-- begin Information provided --

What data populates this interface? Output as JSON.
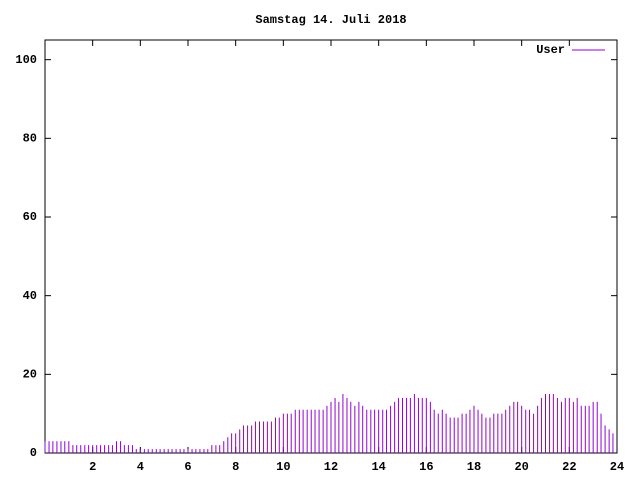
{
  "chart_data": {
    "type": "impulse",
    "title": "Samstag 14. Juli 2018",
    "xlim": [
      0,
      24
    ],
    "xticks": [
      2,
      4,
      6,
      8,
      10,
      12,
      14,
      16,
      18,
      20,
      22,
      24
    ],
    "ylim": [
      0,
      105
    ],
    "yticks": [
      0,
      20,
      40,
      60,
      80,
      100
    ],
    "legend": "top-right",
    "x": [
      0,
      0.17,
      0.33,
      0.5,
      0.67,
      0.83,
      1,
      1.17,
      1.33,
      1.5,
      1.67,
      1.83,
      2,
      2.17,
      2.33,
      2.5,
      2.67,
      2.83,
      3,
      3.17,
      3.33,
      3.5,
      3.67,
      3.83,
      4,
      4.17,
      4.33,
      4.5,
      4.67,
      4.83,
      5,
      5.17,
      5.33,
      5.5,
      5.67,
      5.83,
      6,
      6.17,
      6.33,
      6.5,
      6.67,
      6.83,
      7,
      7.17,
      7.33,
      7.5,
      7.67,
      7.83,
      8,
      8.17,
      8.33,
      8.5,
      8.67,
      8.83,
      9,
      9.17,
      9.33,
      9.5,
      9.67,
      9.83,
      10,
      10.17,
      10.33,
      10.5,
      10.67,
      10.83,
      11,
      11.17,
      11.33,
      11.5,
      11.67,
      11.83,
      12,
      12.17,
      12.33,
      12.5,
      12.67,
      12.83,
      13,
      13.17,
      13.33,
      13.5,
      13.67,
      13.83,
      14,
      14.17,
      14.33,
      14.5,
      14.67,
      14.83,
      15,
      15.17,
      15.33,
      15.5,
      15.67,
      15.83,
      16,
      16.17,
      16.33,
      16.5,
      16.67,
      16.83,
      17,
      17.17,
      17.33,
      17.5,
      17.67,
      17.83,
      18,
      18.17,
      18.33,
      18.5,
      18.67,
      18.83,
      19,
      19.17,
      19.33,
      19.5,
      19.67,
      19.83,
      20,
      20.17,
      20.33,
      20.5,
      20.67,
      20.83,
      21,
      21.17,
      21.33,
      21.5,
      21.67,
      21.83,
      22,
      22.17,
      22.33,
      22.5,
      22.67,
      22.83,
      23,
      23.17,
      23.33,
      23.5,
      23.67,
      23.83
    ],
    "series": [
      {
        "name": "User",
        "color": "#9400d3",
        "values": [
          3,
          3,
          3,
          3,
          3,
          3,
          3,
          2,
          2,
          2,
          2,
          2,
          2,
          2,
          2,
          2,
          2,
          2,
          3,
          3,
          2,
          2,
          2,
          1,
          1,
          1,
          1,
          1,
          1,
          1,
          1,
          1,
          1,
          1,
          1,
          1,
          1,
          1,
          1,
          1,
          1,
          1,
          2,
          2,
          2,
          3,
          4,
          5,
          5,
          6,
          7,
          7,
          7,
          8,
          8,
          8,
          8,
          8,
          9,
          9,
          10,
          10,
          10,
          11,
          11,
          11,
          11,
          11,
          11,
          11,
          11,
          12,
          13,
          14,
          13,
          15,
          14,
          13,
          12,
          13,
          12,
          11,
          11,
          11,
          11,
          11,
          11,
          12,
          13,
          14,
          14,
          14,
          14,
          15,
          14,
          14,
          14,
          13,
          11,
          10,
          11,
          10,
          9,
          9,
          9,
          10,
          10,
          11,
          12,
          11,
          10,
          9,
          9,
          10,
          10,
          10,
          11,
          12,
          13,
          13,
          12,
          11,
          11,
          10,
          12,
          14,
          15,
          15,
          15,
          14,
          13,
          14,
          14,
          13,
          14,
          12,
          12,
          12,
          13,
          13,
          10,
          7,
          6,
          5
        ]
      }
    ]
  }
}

-- end Information provided --

- _Exercise objective_: Return each line exactly as written. Any picture gets left out.

- _Correct answer_:
What data populates this interface? Output as JSON.
{
  "chart_data": {
    "type": "impulse",
    "title": "Samstag 14. Juli 2018",
    "xlim": [
      0,
      24
    ],
    "xticks": [
      2,
      4,
      6,
      8,
      10,
      12,
      14,
      16,
      18,
      20,
      22,
      24
    ],
    "ylim": [
      0,
      105
    ],
    "yticks": [
      0,
      20,
      40,
      60,
      80,
      100
    ],
    "legend": "top-right",
    "x": [
      0,
      0.17,
      0.33,
      0.5,
      0.67,
      0.83,
      1,
      1.17,
      1.33,
      1.5,
      1.67,
      1.83,
      2,
      2.17,
      2.33,
      2.5,
      2.67,
      2.83,
      3,
      3.17,
      3.33,
      3.5,
      3.67,
      3.83,
      4,
      4.17,
      4.33,
      4.5,
      4.67,
      4.83,
      5,
      5.17,
      5.33,
      5.5,
      5.67,
      5.83,
      6,
      6.17,
      6.33,
      6.5,
      6.67,
      6.83,
      7,
      7.17,
      7.33,
      7.5,
      7.67,
      7.83,
      8,
      8.17,
      8.33,
      8.5,
      8.67,
      8.83,
      9,
      9.17,
      9.33,
      9.5,
      9.67,
      9.83,
      10,
      10.17,
      10.33,
      10.5,
      10.67,
      10.83,
      11,
      11.17,
      11.33,
      11.5,
      11.67,
      11.83,
      12,
      12.17,
      12.33,
      12.5,
      12.67,
      12.83,
      13,
      13.17,
      13.33,
      13.5,
      13.67,
      13.83,
      14,
      14.17,
      14.33,
      14.5,
      14.67,
      14.83,
      15,
      15.17,
      15.33,
      15.5,
      15.67,
      15.83,
      16,
      16.17,
      16.33,
      16.5,
      16.67,
      16.83,
      17,
      17.17,
      17.33,
      17.5,
      17.67,
      17.83,
      18,
      18.17,
      18.33,
      18.5,
      18.67,
      18.83,
      19,
      19.17,
      19.33,
      19.5,
      19.67,
      19.83,
      20,
      20.17,
      20.33,
      20.5,
      20.67,
      20.83,
      21,
      21.17,
      21.33,
      21.5,
      21.67,
      21.83,
      22,
      22.17,
      22.33,
      22.5,
      22.67,
      22.83,
      23,
      23.17,
      23.33,
      23.5,
      23.67,
      23.83
    ],
    "series": [
      {
        "name": "User",
        "color": "#9400d3",
        "values": [
          3,
          3,
          3,
          3,
          3,
          3,
          3,
          2,
          2,
          2,
          2,
          2,
          2,
          2,
          2,
          2,
          2,
          2,
          3,
          3,
          2,
          2,
          2,
          1,
          1,
          1,
          1,
          1,
          1,
          1,
          1,
          1,
          1,
          1,
          1,
          1,
          1,
          1,
          1,
          1,
          1,
          1,
          2,
          2,
          2,
          3,
          4,
          5,
          5,
          6,
          7,
          7,
          7,
          8,
          8,
          8,
          8,
          8,
          9,
          9,
          10,
          10,
          10,
          11,
          11,
          11,
          11,
          11,
          11,
          11,
          11,
          12,
          13,
          14,
          13,
          15,
          14,
          13,
          12,
          13,
          12,
          11,
          11,
          11,
          11,
          11,
          11,
          12,
          13,
          14,
          14,
          14,
          14,
          15,
          14,
          14,
          14,
          13,
          11,
          10,
          11,
          10,
          9,
          9,
          9,
          10,
          10,
          11,
          12,
          11,
          10,
          9,
          9,
          10,
          10,
          10,
          11,
          12,
          13,
          13,
          12,
          11,
          11,
          10,
          12,
          14,
          15,
          15,
          15,
          14,
          13,
          14,
          14,
          13,
          14,
          12,
          12,
          12,
          13,
          13,
          10,
          7,
          6,
          5
        ]
      }
    ]
  }
}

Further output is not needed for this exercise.